— begin —

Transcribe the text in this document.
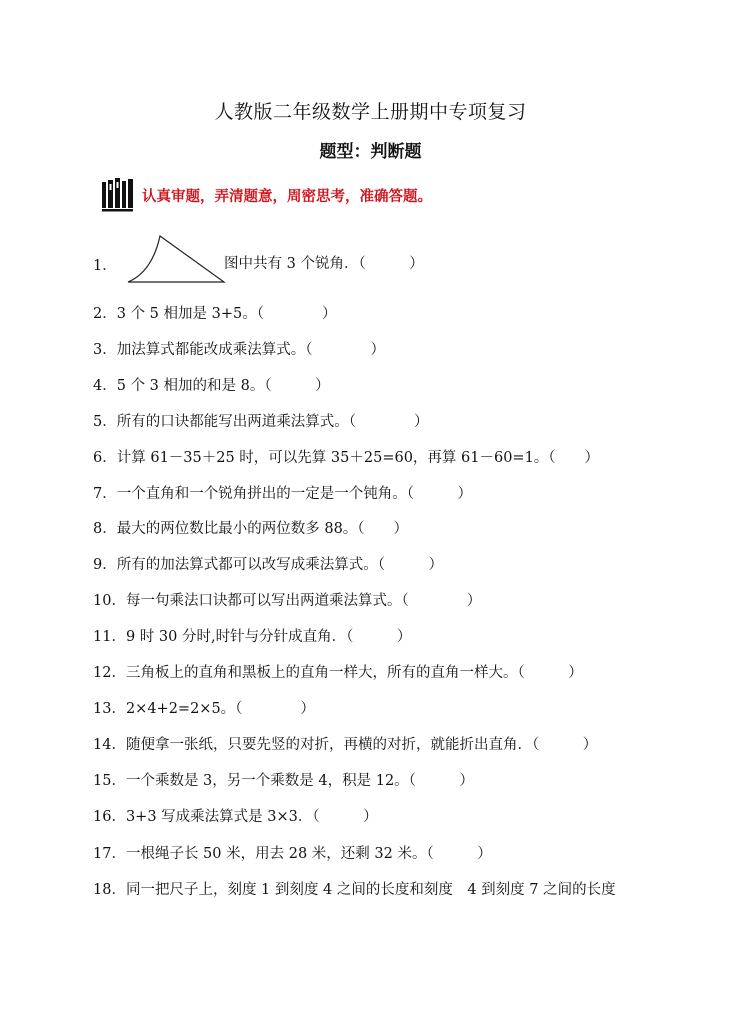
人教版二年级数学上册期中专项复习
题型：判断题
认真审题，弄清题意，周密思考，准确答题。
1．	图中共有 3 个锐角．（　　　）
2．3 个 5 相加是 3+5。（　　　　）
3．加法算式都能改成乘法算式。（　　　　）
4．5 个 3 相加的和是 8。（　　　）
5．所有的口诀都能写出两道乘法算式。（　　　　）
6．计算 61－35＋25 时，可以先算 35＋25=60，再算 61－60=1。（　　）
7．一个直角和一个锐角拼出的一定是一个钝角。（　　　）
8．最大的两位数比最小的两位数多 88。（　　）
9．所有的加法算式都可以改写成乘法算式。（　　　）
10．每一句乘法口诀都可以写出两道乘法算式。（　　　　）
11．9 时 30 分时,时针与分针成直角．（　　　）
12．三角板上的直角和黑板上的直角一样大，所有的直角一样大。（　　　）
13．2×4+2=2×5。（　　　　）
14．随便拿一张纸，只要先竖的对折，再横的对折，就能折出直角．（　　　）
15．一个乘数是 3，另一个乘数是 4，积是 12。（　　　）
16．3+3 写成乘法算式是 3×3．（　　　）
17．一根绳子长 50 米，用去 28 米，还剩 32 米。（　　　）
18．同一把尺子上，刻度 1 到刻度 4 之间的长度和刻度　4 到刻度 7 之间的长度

— end —

**Aim of the task:** Reproduce each entry verbatim, excluding any embedded images.

**Solution to the problem:**
Transcribe the text in this document.
人教版二年级数学上册期中专项复习
题型：判断题
认真审题，弄清题意，周密思考，准确答题。
1．	图中共有 3 个锐角．（　　　）
2．3 个 5 相加是 3+5。（　　　　）
3．加法算式都能改成乘法算式。（　　　　）
4．5 个 3 相加的和是 8。（　　　）
5．所有的口诀都能写出两道乘法算式。（　　　　）
6．计算 61－35＋25 时，可以先算 35＋25=60，再算 61－60=1。（　　）
7．一个直角和一个锐角拼出的一定是一个钝角。（　　　）
8．最大的两位数比最小的两位数多 88。（　　）
9．所有的加法算式都可以改写成乘法算式。（　　　）
10．每一句乘法口诀都可以写出两道乘法算式。（　　　　）
11．9 时 30 分时,时针与分针成直角．（　　　）
12．三角板上的直角和黑板上的直角一样大，所有的直角一样大。（　　　）
13．2×4+2=2×5。（　　　　）
14．随便拿一张纸，只要先竖的对折，再横的对折，就能折出直角．（　　　）
15．一个乘数是 3，另一个乘数是 4，积是 12。（　　　）
16．3+3 写成乘法算式是 3×3．（　　　）
17．一根绳子长 50 米，用去 28 米，还剩 32 米。（　　　）
18．同一把尺子上，刻度 1 到刻度 4 之间的长度和刻度　4 到刻度 7 之间的长度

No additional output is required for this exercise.